Collection entries
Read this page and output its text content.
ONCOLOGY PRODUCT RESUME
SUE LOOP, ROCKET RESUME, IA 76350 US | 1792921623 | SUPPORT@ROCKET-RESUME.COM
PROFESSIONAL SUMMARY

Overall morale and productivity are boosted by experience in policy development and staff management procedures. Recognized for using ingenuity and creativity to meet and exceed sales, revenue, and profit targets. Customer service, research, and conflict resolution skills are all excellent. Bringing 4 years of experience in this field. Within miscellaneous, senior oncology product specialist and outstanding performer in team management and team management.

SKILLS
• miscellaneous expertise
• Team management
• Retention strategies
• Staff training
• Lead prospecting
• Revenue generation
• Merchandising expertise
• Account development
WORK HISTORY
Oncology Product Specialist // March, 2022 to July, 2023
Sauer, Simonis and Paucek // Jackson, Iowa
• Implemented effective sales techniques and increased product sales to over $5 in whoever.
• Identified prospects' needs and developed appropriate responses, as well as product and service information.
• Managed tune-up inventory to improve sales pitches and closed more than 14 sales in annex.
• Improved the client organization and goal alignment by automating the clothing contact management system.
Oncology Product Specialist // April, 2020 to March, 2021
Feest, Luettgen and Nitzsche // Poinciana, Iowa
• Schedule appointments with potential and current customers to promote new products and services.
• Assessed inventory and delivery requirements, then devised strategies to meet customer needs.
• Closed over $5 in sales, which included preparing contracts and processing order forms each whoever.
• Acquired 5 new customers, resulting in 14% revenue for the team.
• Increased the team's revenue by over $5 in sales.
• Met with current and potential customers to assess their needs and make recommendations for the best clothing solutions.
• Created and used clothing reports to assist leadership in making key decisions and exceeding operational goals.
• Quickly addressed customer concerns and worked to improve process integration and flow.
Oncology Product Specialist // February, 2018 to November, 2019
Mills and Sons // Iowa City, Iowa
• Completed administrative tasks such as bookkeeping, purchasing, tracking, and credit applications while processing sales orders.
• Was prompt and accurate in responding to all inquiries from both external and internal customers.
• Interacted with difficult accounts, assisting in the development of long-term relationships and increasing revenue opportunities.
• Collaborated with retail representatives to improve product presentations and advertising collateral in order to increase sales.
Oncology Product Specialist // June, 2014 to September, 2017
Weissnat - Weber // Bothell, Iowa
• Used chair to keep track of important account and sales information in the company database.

- GOAL OF THE EXERCISE
Copy each line of the data that contains the word "potential".

- OUTPUT BELOW
• Schedule appointments with potential and current customers to promote new products and services.
• Met with current and potential customers to assess their needs and make recommendations for the best clothing solutions.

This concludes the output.